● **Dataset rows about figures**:
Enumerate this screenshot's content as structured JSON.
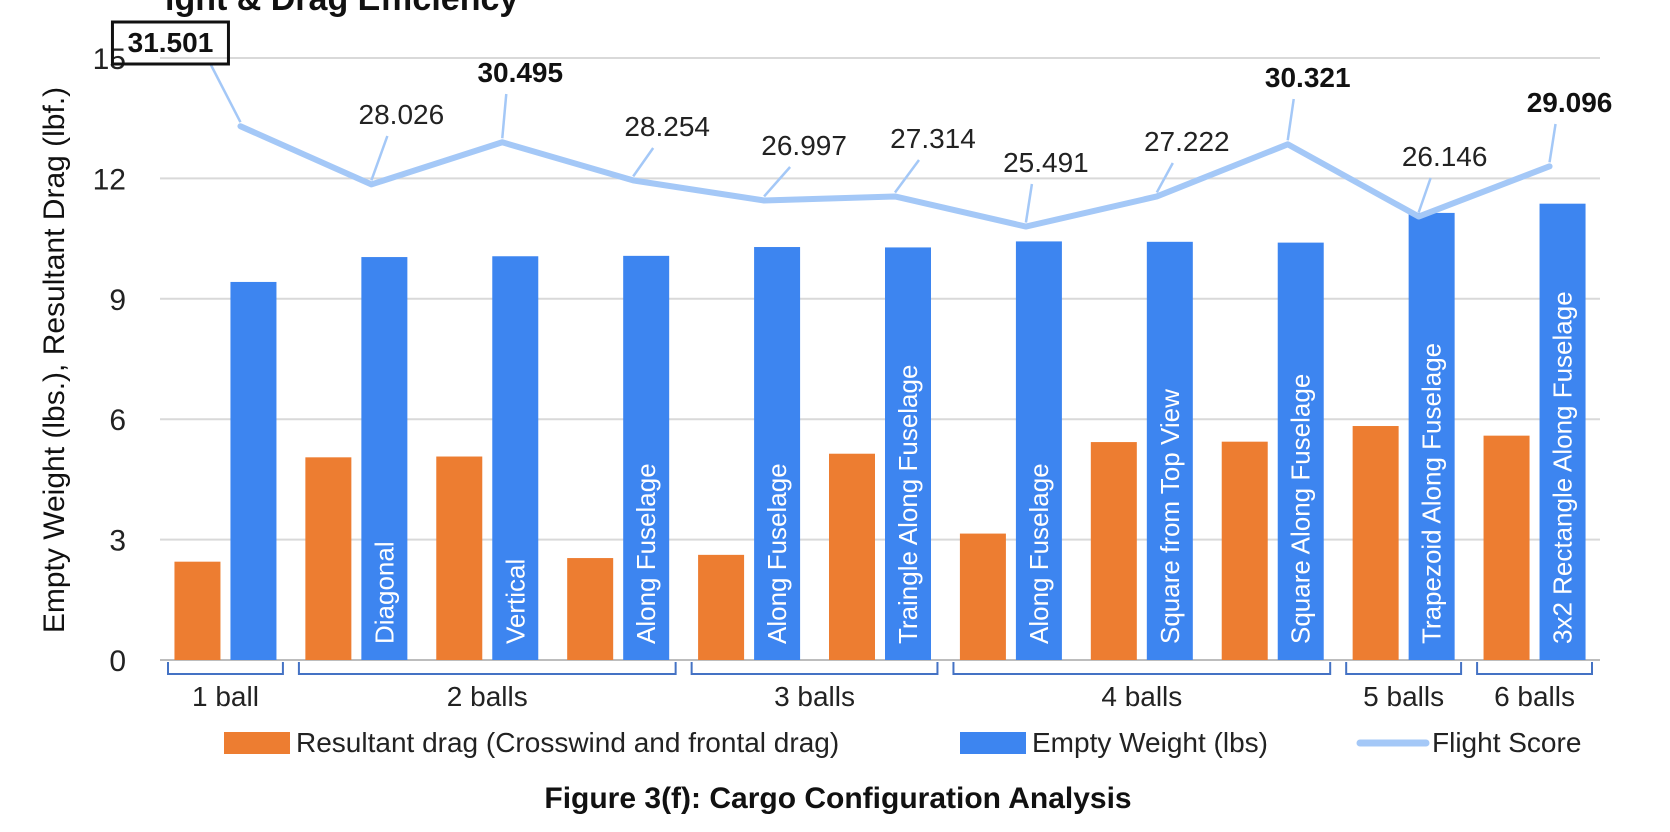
{
  "chart_data": {
    "type": "bar",
    "title": "ight & Drag Efficiency",
    "caption": "Figure 3(f): Cargo Configuration Analysis",
    "ylabel": "Empty Weight (lbs.), Resultant Drag (lbf.)",
    "ylim": [
      0,
      15
    ],
    "yticks": [
      "0",
      "3",
      "6",
      "9",
      "12",
      "15"
    ],
    "grid": true,
    "legend_position": "bottom",
    "categories": [
      "1 ball",
      "Diagonal",
      "Vertical",
      "Along Fuselage",
      "Along Fuselage",
      "Traingle Along Fuselage",
      "Along Fuselage",
      "Square from Top View",
      "Square Along Fuselage",
      "Trapezoid Along Fuselage",
      "3x2 Rectangle Along Fuselage"
    ],
    "bar_labels": [
      "",
      "Diagonal",
      "Vertical",
      "Along Fuselage",
      "Along Fuselage",
      "Traingle Along Fuselage",
      "Along Fuselage",
      "Square from Top View",
      "Square Along Fuselage",
      "Trapezoid Along Fuselage",
      "3x2 Rectangle Along Fuselage"
    ],
    "groups": [
      {
        "label": "1 ball",
        "start": 0,
        "end": 0
      },
      {
        "label": "2 balls",
        "start": 1,
        "end": 3
      },
      {
        "label": "3 balls",
        "start": 4,
        "end": 5
      },
      {
        "label": "4 balls",
        "start": 6,
        "end": 8
      },
      {
        "label": "5 balls",
        "start": 9,
        "end": 9
      },
      {
        "label": "6 balls",
        "start": 10,
        "end": 10
      }
    ],
    "series": [
      {
        "name": "Resultant drag (Crosswind and frontal drag)",
        "kind": "bar",
        "color": "#ED7D31",
        "values": [
          2.45,
          5.05,
          5.07,
          2.54,
          2.62,
          5.14,
          3.15,
          5.43,
          5.44,
          5.83,
          5.59
        ]
      },
      {
        "name": "Empty Weight (lbs)",
        "kind": "bar",
        "color": "#3D85F0",
        "values": [
          9.42,
          10.04,
          10.06,
          10.07,
          10.29,
          10.28,
          10.43,
          10.42,
          10.4,
          11.14,
          11.37
        ]
      },
      {
        "name": "Flight Score",
        "kind": "line",
        "color": "#A4C8F7",
        "values": [
          13.3,
          11.85,
          12.9,
          11.95,
          11.45,
          11.55,
          10.8,
          11.55,
          12.85,
          11.05,
          12.3
        ],
        "labels": [
          "31.501",
          "28.026",
          "30.495",
          "28.254",
          "26.997",
          "27.314",
          "25.491",
          "27.222",
          "30.321",
          "26.146",
          "29.096"
        ],
        "bold": [
          true,
          false,
          true,
          false,
          false,
          false,
          false,
          false,
          true,
          false,
          true
        ],
        "boxed": [
          true,
          false,
          false,
          false,
          false,
          false,
          false,
          false,
          false,
          false,
          false
        ]
      }
    ]
  }
}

● **Problem**: Write out the records above exactly as they appear, leaving out any pictures.

● **Final answer**:
Enumerate this screenshot's content as structured JSON.
{
  "chart_data": {
    "type": "bar",
    "title": "ight & Drag Efficiency",
    "caption": "Figure 3(f): Cargo Configuration Analysis",
    "ylabel": "Empty Weight (lbs.), Resultant Drag (lbf.)",
    "ylim": [
      0,
      15
    ],
    "yticks": [
      "0",
      "3",
      "6",
      "9",
      "12",
      "15"
    ],
    "grid": true,
    "legend_position": "bottom",
    "categories": [
      "1 ball",
      "Diagonal",
      "Vertical",
      "Along Fuselage",
      "Along Fuselage",
      "Traingle Along Fuselage",
      "Along Fuselage",
      "Square from Top View",
      "Square Along Fuselage",
      "Trapezoid Along Fuselage",
      "3x2 Rectangle Along Fuselage"
    ],
    "bar_labels": [
      "",
      "Diagonal",
      "Vertical",
      "Along Fuselage",
      "Along Fuselage",
      "Traingle Along Fuselage",
      "Along Fuselage",
      "Square from Top View",
      "Square Along Fuselage",
      "Trapezoid Along Fuselage",
      "3x2 Rectangle Along Fuselage"
    ],
    "groups": [
      {
        "label": "1 ball",
        "start": 0,
        "end": 0
      },
      {
        "label": "2 balls",
        "start": 1,
        "end": 3
      },
      {
        "label": "3 balls",
        "start": 4,
        "end": 5
      },
      {
        "label": "4 balls",
        "start": 6,
        "end": 8
      },
      {
        "label": "5 balls",
        "start": 9,
        "end": 9
      },
      {
        "label": "6 balls",
        "start": 10,
        "end": 10
      }
    ],
    "series": [
      {
        "name": "Resultant drag (Crosswind and frontal drag)",
        "kind": "bar",
        "color": "#ED7D31",
        "values": [
          2.45,
          5.05,
          5.07,
          2.54,
          2.62,
          5.14,
          3.15,
          5.43,
          5.44,
          5.83,
          5.59
        ]
      },
      {
        "name": "Empty Weight (lbs)",
        "kind": "bar",
        "color": "#3D85F0",
        "values": [
          9.42,
          10.04,
          10.06,
          10.07,
          10.29,
          10.28,
          10.43,
          10.42,
          10.4,
          11.14,
          11.37
        ]
      },
      {
        "name": "Flight Score",
        "kind": "line",
        "color": "#A4C8F7",
        "values": [
          13.3,
          11.85,
          12.9,
          11.95,
          11.45,
          11.55,
          10.8,
          11.55,
          12.85,
          11.05,
          12.3
        ],
        "labels": [
          "31.501",
          "28.026",
          "30.495",
          "28.254",
          "26.997",
          "27.314",
          "25.491",
          "27.222",
          "30.321",
          "26.146",
          "29.096"
        ],
        "bold": [
          true,
          false,
          true,
          false,
          false,
          false,
          false,
          false,
          true,
          false,
          true
        ],
        "boxed": [
          true,
          false,
          false,
          false,
          false,
          false,
          false,
          false,
          false,
          false,
          false
        ]
      }
    ]
  }
}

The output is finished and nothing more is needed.